[Data records]
*-*-*
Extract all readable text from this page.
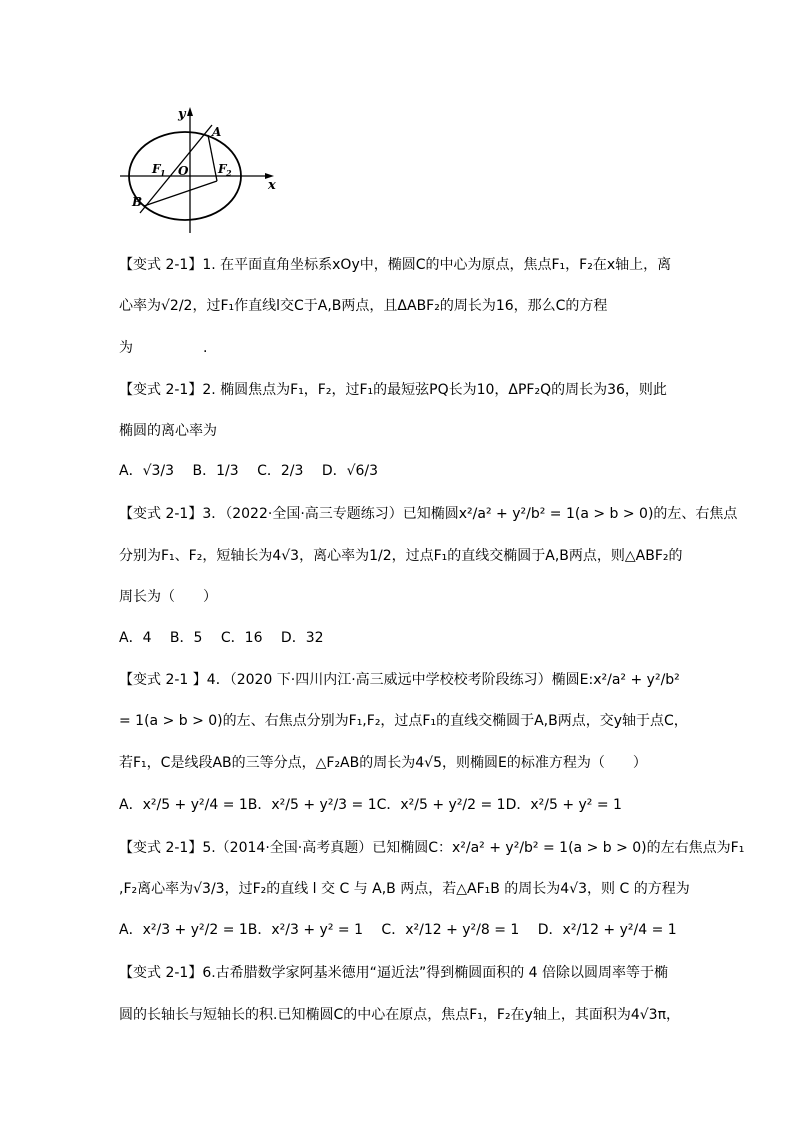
y
x
A
B
O
F 1	F 2
【变式 2-1】1. 在平面直角坐标系xOy中，椭圆C的中心为原点，焦点F₁，F₂在x轴上，离
心率为√2/2，过F₁作直线l交C于A,B两点，且ΔABF₂的周长为16，那么C的方程
为　　　　　.
【变式 2-1】2. 椭圆焦点为F₁，F₂，过F₁的最短弦PQ长为10，ΔPF₂Q的周长为36，则此
椭圆的离心率为
A．√3/3　 B．1/3　 C．2/3　 D．√6/3
【变式 2-1】3．（2022·全国·高三专题练习）已知椭圆x²/a² + y²/b² = 1(a > b > 0)的左、右焦点
分别为F₁、F₂，短轴长为4√3，离心率为1/2，过点F₁的直线交椭圆于A,B两点，则△ABF₂的
周长为（　　）
A．4　 B．5　 C．16　 D．32
【变式 2-1 】4．（2020 下·四川内江·高三威远中学校校考阶段练习）椭圆E:x²/a² + y²/b²
= 1(a > b > 0)的左、右焦点分别为F₁,F₂，过点F₁的直线交椭圆于A,B两点，交y轴于点C，
若F₁，C是线段AB的三等分点，△F₂AB的周长为4√5，则椭圆E的标准方程为（　　）
A．x²/5 + y²/4 = 1B．x²/5 + y²/3 = 1C．x²/5 + y²/2 = 1D．x²/5 + y² = 1
【变式 2-1】5.（2014·全国·高考真题）已知椭圆C：x²/a² + y²/b² = 1(a > b > 0)的左右焦点为F₁
,F₂离心率为√3/3，过F₂的直线 l 交 C 与 A,B 两点，若△AF₁B 的周长为4√3，则 C 的方程为
A．x²/3 + y²/2 = 1B．x²/3 + y² = 1　 C．x²/12 + y²/8 = 1　 D．x²/12 + y²/4 = 1
【变式 2-1】6.古希腊数学家阿基米德用“逼近法”得到椭圆面积的 4 倍除以圆周率等于椭
圆的长轴长与短轴长的积.已知椭圆C的中心在原点，焦点F₁，F₂在y轴上，其面积为4√3π，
*-*-*
→ What is required
Tally the lines of the data that hold the string "焦点F₁". Answer with the number and nothing more.

→ Solution to the exercise
2